→ **Work to complete**
Extract the full set of records, then give each one again exactly.
★ ★ ★ ★
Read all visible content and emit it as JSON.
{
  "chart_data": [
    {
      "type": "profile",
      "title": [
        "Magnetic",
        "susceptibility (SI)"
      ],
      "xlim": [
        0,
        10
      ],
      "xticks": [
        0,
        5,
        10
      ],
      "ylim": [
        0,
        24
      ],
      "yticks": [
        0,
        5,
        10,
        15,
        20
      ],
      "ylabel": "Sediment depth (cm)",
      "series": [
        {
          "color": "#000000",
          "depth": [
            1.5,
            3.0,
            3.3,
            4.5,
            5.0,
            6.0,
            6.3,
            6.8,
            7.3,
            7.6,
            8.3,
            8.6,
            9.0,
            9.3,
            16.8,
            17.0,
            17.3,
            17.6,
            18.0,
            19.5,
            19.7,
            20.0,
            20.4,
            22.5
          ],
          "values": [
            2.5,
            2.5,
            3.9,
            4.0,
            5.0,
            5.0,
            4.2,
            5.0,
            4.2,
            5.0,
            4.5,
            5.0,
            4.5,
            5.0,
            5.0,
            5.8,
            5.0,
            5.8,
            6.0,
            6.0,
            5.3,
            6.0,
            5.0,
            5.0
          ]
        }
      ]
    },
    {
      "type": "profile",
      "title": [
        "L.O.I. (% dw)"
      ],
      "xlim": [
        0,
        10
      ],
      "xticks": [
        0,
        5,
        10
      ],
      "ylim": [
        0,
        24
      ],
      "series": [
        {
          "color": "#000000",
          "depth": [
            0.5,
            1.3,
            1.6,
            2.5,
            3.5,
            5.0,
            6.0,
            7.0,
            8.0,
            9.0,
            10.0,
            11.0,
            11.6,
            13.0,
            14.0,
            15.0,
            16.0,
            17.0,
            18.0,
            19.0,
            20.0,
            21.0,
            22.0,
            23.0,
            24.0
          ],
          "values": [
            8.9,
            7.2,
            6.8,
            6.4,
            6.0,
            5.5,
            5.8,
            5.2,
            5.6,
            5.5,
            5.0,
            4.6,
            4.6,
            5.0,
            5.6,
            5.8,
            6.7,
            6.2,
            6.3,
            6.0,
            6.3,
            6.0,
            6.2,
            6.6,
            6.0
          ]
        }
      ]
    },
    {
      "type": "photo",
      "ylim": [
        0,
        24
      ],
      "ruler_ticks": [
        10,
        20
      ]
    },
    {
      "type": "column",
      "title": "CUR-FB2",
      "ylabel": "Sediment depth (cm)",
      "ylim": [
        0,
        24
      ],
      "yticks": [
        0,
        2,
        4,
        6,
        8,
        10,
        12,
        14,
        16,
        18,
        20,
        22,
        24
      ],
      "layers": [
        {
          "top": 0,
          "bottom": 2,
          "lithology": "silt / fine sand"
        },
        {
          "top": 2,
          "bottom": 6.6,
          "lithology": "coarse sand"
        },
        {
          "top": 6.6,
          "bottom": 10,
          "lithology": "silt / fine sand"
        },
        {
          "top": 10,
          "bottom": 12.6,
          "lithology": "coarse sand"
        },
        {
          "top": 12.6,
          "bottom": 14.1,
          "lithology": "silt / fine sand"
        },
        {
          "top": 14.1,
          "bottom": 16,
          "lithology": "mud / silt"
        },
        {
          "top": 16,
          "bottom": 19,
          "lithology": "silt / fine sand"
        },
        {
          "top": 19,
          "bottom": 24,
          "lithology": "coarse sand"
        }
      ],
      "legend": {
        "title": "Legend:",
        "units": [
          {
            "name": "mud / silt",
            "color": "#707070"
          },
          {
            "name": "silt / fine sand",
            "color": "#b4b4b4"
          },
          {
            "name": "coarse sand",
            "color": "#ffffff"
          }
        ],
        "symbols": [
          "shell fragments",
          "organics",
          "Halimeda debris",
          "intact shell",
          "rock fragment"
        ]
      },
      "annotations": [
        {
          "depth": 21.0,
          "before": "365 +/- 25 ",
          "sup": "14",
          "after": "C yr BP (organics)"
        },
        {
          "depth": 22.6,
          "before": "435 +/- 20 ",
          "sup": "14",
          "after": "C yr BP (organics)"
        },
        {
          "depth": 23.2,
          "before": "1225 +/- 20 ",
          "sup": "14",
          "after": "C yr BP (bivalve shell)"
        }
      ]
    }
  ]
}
★ ★ ★ ★
→ **Solution**
Read all visible content and emit it as JSON.
{
  "chart_data": [
    {
      "type": "profile",
      "title": [
        "Magnetic",
        "susceptibility (SI)"
      ],
      "xlim": [
        0,
        10
      ],
      "xticks": [
        0,
        5,
        10
      ],
      "ylim": [
        0,
        24
      ],
      "yticks": [
        0,
        5,
        10,
        15,
        20
      ],
      "ylabel": "Sediment depth (cm)",
      "series": [
        {
          "color": "#000000",
          "depth": [
            1.5,
            3.0,
            3.3,
            4.5,
            5.0,
            6.0,
            6.3,
            6.8,
            7.3,
            7.6,
            8.3,
            8.6,
            9.0,
            9.3,
            16.8,
            17.0,
            17.3,
            17.6,
            18.0,
            19.5,
            19.7,
            20.0,
            20.4,
            22.5
          ],
          "values": [
            2.5,
            2.5,
            3.9,
            4.0,
            5.0,
            5.0,
            4.2,
            5.0,
            4.2,
            5.0,
            4.5,
            5.0,
            4.5,
            5.0,
            5.0,
            5.8,
            5.0,
            5.8,
            6.0,
            6.0,
            5.3,
            6.0,
            5.0,
            5.0
          ]
        }
      ]
    },
    {
      "type": "profile",
      "title": [
        "L.O.I. (% dw)"
      ],
      "xlim": [
        0,
        10
      ],
      "xticks": [
        0,
        5,
        10
      ],
      "ylim": [
        0,
        24
      ],
      "series": [
        {
          "color": "#000000",
          "depth": [
            0.5,
            1.3,
            1.6,
            2.5,
            3.5,
            5.0,
            6.0,
            7.0,
            8.0,
            9.0,
            10.0,
            11.0,
            11.6,
            13.0,
            14.0,
            15.0,
            16.0,
            17.0,
            18.0,
            19.0,
            20.0,
            21.0,
            22.0,
            23.0,
            24.0
          ],
          "values": [
            8.9,
            7.2,
            6.8,
            6.4,
            6.0,
            5.5,
            5.8,
            5.2,
            5.6,
            5.5,
            5.0,
            4.6,
            4.6,
            5.0,
            5.6,
            5.8,
            6.7,
            6.2,
            6.3,
            6.0,
            6.3,
            6.0,
            6.2,
            6.6,
            6.0
          ]
        }
      ]
    },
    {
      "type": "photo",
      "ylim": [
        0,
        24
      ],
      "ruler_ticks": [
        10,
        20
      ]
    },
    {
      "type": "column",
      "title": "CUR-FB2",
      "ylabel": "Sediment depth (cm)",
      "ylim": [
        0,
        24
      ],
      "yticks": [
        0,
        2,
        4,
        6,
        8,
        10,
        12,
        14,
        16,
        18,
        20,
        22,
        24
      ],
      "layers": [
        {
          "top": 0,
          "bottom": 2,
          "lithology": "silt / fine sand"
        },
        {
          "top": 2,
          "bottom": 6.6,
          "lithology": "coarse sand"
        },
        {
          "top": 6.6,
          "bottom": 10,
          "lithology": "silt / fine sand"
        },
        {
          "top": 10,
          "bottom": 12.6,
          "lithology": "coarse sand"
        },
        {
          "top": 12.6,
          "bottom": 14.1,
          "lithology": "silt / fine sand"
        },
        {
          "top": 14.1,
          "bottom": 16,
          "lithology": "mud / silt"
        },
        {
          "top": 16,
          "bottom": 19,
          "lithology": "silt / fine sand"
        },
        {
          "top": 19,
          "bottom": 24,
          "lithology": "coarse sand"
        }
      ],
      "legend": {
        "title": "Legend:",
        "units": [
          {
            "name": "mud / silt",
            "color": "#707070"
          },
          {
            "name": "silt / fine sand",
            "color": "#b4b4b4"
          },
          {
            "name": "coarse sand",
            "color": "#ffffff"
          }
        ],
        "symbols": [
          "shell fragments",
          "organics",
          "Halimeda debris",
          "intact shell",
          "rock fragment"
        ]
      },
      "annotations": [
        {
          "depth": 21.0,
          "before": "365 +/- 25 ",
          "sup": "14",
          "after": "C yr BP (organics)"
        },
        {
          "depth": 22.6,
          "before": "435 +/- 20 ",
          "sup": "14",
          "after": "C yr BP (organics)"
        },
        {
          "depth": 23.2,
          "before": "1225 +/- 20 ",
          "sup": "14",
          "after": "C yr BP (bivalve shell)"
        }
      ]
    }
  ]
}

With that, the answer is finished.